**WRITTEN EXERCISE**
Copy out every record below, word for word.

**RECORDS FOR THIS EXERCISE**

########################################

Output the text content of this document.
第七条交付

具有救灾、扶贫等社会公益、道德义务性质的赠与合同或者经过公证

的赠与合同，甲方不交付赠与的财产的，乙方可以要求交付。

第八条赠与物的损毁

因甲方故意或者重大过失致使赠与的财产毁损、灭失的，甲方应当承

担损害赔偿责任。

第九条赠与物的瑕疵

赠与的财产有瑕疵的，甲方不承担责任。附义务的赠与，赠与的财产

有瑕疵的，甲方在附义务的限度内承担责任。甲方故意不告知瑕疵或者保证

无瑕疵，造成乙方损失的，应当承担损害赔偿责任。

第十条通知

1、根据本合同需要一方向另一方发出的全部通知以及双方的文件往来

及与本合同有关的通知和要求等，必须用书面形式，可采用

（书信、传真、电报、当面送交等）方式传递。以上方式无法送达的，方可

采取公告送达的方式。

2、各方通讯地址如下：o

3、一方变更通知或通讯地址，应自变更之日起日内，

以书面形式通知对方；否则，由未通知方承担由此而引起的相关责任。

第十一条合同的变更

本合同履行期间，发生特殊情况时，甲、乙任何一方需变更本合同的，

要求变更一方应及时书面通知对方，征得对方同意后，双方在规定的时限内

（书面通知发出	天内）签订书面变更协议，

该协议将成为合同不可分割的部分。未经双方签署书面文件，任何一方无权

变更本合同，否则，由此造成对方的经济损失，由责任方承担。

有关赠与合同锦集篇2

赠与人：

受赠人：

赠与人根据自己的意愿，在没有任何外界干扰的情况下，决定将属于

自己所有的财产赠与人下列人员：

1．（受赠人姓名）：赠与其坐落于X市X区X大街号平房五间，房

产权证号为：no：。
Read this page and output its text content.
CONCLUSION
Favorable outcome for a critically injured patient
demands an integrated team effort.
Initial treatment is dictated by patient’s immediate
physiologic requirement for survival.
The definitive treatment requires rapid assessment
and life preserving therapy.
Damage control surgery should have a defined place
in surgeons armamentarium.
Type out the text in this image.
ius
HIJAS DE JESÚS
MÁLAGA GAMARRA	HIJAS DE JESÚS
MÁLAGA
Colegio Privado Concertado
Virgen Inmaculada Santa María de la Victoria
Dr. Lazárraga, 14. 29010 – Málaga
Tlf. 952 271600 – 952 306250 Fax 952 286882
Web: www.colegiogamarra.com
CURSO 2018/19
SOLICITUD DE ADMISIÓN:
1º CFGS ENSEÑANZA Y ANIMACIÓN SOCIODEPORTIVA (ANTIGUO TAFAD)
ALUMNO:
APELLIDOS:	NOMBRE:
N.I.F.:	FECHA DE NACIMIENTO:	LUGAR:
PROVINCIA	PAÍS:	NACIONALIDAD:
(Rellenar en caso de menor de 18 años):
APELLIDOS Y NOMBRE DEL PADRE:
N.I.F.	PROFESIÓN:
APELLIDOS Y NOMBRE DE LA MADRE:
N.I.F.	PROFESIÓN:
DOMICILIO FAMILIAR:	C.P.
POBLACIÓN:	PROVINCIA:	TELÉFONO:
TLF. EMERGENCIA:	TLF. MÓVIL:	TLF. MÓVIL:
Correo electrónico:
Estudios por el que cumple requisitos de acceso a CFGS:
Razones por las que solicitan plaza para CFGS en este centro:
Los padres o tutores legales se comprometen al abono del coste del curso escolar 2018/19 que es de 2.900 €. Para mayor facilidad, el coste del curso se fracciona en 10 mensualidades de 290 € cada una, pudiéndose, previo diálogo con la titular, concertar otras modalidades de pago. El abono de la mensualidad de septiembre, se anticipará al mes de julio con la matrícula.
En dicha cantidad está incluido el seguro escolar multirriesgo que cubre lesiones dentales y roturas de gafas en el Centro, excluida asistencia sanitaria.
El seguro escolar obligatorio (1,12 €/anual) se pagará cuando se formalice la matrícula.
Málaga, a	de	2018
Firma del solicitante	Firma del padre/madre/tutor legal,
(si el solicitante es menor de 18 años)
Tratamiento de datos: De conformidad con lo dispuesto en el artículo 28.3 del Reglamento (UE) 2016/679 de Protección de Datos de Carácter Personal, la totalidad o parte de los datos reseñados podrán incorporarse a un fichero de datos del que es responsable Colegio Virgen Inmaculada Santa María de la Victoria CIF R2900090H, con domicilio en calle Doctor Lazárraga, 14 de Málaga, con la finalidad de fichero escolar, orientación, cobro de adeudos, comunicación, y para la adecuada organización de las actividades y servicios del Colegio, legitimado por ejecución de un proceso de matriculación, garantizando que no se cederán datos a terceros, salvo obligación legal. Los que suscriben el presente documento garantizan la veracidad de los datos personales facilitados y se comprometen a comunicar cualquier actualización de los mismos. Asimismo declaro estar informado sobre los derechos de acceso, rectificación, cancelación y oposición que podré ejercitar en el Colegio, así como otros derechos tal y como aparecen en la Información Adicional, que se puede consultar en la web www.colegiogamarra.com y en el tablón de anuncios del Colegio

########################################

**OUTPUT BELOW**
Output the text content of this document.
第七条交付

具有救灾、扶贫等社会公益、道德义务性质的赠与合同或者经过公证

的赠与合同，甲方不交付赠与的财产的，乙方可以要求交付。

第八条赠与物的损毁

因甲方故意或者重大过失致使赠与的财产毁损、灭失的，甲方应当承

担损害赔偿责任。

第九条赠与物的瑕疵

赠与的财产有瑕疵的，甲方不承担责任。附义务的赠与，赠与的财产

有瑕疵的，甲方在附义务的限度内承担责任。甲方故意不告知瑕疵或者保证

无瑕疵，造成乙方损失的，应当承担损害赔偿责任。

第十条通知

1、根据本合同需要一方向另一方发出的全部通知以及双方的文件往来

及与本合同有关的通知和要求等，必须用书面形式，可采用

（书信、传真、电报、当面送交等）方式传递。以上方式无法送达的，方可

采取公告送达的方式。

2、各方通讯地址如下：o

3、一方变更通知或通讯地址，应自变更之日起日内，

以书面形式通知对方；否则，由未通知方承担由此而引起的相关责任。

第十一条合同的变更

本合同履行期间，发生特殊情况时，甲、乙任何一方需变更本合同的，

要求变更一方应及时书面通知对方，征得对方同意后，双方在规定的时限内

（书面通知发出	天内）签订书面变更协议，

该协议将成为合同不可分割的部分。未经双方签署书面文件，任何一方无权

变更本合同，否则，由此造成对方的经济损失，由责任方承担。

有关赠与合同锦集篇2

赠与人：

受赠人：

赠与人根据自己的意愿，在没有任何外界干扰的情况下，决定将属于

自己所有的财产赠与人下列人员：

1．（受赠人姓名）：赠与其坐落于X市X区X大街号平房五间，房

产权证号为：no：。
Read this page and output its text content.
CONCLUSION
Favorable outcome for a critically injured patient
demands an integrated team effort.
Initial treatment is dictated by patient’s immediate
physiologic requirement for survival.
The definitive treatment requires rapid assessment
and life preserving therapy.
Damage control surgery should have a defined place
in surgeons armamentarium.
Type out the text in this image.
ius
HIJAS DE JESÚS
MÁLAGA GAMARRA	HIJAS DE JESÚS
MÁLAGA
Colegio Privado Concertado
Virgen Inmaculada Santa María de la Victoria
Dr. Lazárraga, 14. 29010 – Málaga
Tlf. 952 271600 – 952 306250 Fax 952 286882
Web: www.colegiogamarra.com
CURSO 2018/19
SOLICITUD DE ADMISIÓN:
1º CFGS ENSEÑANZA Y ANIMACIÓN SOCIODEPORTIVA (ANTIGUO TAFAD)
ALUMNO:
APELLIDOS:	NOMBRE:
N.I.F.:	FECHA DE NACIMIENTO:	LUGAR:
PROVINCIA	PAÍS:	NACIONALIDAD:
(Rellenar en caso de menor de 18 años):
APELLIDOS Y NOMBRE DEL PADRE:
N.I.F.	PROFESIÓN:
APELLIDOS Y NOMBRE DE LA MADRE:
N.I.F.	PROFESIÓN:
DOMICILIO FAMILIAR:	C.P.
POBLACIÓN:	PROVINCIA:	TELÉFONO:
TLF. EMERGENCIA:	TLF. MÓVIL:	TLF. MÓVIL:
Correo electrónico:
Estudios por el que cumple requisitos de acceso a CFGS:
Razones por las que solicitan plaza para CFGS en este centro:
Los padres o tutores legales se comprometen al abono del coste del curso escolar 2018/19 que es de 2.900 €. Para mayor facilidad, el coste del curso se fracciona en 10 mensualidades de 290 € cada una, pudiéndose, previo diálogo con la titular, concertar otras modalidades de pago. El abono de la mensualidad de septiembre, se anticipará al mes de julio con la matrícula.
En dicha cantidad está incluido el seguro escolar multirriesgo que cubre lesiones dentales y roturas de gafas en el Centro, excluida asistencia sanitaria.
El seguro escolar obligatorio (1,12 €/anual) se pagará cuando se formalice la matrícula.
Málaga, a	de	2018
Firma del solicitante	Firma del padre/madre/tutor legal,
(si el solicitante es menor de 18 años)
Tratamiento de datos: De conformidad con lo dispuesto en el artículo 28.3 del Reglamento (UE) 2016/679 de Protección de Datos de Carácter Personal, la totalidad o parte de los datos reseñados podrán incorporarse a un fichero de datos del que es responsable Colegio Virgen Inmaculada Santa María de la Victoria CIF R2900090H, con domicilio en calle Doctor Lazárraga, 14 de Málaga, con la finalidad de fichero escolar, orientación, cobro de adeudos, comunicación, y para la adecuada organización de las actividades y servicios del Colegio, legitimado por ejecución de un proceso de matriculación, garantizando que no se cederán datos a terceros, salvo obligación legal. Los que suscriben el presente documento garantizan la veracidad de los datos personales facilitados y se comprometen a comunicar cualquier actualización de los mismos. Asimismo declaro estar informado sobre los derechos de acceso, rectificación, cancelación y oposición que podré ejercitar en el Colegio, así como otros derechos tal y como aparecen en la Información Adicional, que se puede consultar en la web www.colegiogamarra.com y en el tablón de anuncios del Colegio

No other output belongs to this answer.